**Work required:**
Find the lines that hold the word "panel" and return them.

__________________________________________________

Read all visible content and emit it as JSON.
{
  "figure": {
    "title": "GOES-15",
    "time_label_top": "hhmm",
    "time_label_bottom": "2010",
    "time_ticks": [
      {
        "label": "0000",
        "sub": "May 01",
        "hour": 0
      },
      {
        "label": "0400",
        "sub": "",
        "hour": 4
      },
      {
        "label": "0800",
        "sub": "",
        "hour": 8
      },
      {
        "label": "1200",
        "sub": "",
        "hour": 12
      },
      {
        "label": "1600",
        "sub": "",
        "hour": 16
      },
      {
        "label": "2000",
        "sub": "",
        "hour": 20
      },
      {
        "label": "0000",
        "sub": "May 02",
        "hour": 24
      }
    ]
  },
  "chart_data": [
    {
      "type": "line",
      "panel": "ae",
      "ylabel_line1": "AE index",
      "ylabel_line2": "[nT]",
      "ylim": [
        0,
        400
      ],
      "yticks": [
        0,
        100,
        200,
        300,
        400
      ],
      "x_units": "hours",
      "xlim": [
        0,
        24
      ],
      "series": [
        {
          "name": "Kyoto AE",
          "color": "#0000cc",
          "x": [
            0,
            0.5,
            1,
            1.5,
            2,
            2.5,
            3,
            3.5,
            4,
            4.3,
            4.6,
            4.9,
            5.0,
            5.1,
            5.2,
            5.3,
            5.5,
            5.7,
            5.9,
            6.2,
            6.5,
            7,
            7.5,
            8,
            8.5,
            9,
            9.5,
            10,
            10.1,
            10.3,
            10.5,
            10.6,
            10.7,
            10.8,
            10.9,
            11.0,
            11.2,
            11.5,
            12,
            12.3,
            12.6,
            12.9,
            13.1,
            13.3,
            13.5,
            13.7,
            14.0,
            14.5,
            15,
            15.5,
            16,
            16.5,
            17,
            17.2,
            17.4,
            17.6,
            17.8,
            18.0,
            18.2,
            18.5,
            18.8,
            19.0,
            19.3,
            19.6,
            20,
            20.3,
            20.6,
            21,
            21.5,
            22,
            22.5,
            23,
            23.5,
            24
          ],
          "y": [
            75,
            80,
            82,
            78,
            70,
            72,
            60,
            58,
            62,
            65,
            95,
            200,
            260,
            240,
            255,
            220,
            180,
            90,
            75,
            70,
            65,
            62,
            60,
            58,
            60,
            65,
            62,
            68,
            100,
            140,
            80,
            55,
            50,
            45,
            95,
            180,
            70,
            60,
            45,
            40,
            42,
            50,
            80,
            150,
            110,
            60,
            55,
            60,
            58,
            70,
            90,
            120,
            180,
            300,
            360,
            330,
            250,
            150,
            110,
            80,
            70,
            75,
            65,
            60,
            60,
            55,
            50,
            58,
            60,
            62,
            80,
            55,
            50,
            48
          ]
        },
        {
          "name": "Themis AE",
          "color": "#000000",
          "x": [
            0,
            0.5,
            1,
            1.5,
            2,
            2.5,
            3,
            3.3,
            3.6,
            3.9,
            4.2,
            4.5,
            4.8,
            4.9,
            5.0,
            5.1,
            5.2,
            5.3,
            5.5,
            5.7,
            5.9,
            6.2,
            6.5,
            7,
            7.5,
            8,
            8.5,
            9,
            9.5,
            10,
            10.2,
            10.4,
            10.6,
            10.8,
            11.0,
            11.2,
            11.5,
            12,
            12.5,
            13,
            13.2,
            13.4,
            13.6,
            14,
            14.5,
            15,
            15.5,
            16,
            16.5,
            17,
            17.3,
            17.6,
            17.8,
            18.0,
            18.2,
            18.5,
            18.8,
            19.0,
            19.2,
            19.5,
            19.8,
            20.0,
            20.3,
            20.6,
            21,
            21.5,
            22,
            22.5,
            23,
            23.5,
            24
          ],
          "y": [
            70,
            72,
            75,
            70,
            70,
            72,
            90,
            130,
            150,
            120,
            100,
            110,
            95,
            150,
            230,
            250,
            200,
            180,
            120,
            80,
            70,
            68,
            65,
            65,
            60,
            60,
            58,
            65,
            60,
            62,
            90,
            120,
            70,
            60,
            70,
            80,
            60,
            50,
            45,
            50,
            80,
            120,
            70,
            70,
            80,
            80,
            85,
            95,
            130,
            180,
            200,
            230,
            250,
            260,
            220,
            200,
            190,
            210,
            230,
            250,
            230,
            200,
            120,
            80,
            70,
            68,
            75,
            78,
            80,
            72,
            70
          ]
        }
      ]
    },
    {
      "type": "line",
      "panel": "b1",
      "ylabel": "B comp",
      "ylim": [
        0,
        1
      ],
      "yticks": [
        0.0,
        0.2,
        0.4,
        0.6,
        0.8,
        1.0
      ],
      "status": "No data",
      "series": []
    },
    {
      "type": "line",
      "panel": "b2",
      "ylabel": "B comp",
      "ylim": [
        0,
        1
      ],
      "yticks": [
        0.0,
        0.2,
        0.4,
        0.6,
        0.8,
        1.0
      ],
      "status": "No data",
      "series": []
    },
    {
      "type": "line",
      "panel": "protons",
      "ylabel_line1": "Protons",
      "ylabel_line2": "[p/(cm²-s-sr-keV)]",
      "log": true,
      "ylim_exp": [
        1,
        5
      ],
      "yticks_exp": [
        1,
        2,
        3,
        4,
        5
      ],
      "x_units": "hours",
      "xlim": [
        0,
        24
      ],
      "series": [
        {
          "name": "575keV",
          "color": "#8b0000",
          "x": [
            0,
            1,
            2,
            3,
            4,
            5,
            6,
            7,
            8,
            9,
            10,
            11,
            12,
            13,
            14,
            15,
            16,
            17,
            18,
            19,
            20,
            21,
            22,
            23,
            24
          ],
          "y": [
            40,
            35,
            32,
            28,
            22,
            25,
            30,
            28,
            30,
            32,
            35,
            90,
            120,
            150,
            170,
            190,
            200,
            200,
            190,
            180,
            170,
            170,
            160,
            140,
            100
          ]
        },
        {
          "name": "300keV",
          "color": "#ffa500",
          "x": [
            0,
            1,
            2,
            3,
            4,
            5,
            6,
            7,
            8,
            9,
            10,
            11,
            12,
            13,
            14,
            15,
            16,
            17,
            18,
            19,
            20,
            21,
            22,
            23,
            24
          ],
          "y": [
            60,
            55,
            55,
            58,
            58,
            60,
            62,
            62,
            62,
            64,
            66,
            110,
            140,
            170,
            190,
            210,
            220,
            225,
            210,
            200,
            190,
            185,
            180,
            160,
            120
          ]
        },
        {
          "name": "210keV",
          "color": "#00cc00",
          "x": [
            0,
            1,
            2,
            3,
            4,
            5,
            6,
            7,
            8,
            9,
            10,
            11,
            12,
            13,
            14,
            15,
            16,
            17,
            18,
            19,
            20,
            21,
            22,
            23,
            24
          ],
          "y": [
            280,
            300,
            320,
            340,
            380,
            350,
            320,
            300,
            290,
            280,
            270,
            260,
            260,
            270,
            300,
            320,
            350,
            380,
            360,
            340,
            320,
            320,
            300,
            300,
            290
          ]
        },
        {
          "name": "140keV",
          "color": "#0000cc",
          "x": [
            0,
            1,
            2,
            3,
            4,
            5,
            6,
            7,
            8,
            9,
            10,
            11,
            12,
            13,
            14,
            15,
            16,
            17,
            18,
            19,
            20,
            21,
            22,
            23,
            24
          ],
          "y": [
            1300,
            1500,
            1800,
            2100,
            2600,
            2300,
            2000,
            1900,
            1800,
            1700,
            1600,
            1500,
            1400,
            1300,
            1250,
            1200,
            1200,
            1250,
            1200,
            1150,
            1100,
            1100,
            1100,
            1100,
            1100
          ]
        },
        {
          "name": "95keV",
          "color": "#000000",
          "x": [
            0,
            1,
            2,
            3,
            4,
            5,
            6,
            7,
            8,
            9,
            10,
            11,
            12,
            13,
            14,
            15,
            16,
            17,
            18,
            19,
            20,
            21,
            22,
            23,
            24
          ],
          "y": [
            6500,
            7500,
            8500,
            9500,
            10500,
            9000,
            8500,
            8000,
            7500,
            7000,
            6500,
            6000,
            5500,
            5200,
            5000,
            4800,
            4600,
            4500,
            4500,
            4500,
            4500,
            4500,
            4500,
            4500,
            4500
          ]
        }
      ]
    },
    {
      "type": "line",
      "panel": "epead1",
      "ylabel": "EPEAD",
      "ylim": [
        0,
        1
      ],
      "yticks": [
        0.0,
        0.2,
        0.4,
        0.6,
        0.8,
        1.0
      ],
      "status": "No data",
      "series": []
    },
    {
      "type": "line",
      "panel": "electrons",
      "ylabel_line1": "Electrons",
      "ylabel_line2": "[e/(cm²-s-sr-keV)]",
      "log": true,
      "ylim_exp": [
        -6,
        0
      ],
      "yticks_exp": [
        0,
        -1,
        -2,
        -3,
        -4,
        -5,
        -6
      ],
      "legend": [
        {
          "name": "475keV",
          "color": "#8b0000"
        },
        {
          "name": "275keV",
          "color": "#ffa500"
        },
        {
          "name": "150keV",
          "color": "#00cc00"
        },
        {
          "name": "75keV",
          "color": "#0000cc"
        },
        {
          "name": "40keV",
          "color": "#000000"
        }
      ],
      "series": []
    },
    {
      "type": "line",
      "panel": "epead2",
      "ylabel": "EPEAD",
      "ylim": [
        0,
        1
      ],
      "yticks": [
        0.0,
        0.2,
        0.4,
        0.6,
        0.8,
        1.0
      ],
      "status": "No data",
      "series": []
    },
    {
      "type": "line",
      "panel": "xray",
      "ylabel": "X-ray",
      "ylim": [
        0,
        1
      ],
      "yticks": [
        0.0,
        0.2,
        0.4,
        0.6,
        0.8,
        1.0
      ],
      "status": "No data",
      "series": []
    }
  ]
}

__________________________________________________

**Result below:**
      "panel": "ae",
      "panel": "b1",
      "panel": "b2",
      "panel": "protons",
      "panel": "epead1",
      "panel": "electrons",
      "panel": "epead2",
      "panel": "xray",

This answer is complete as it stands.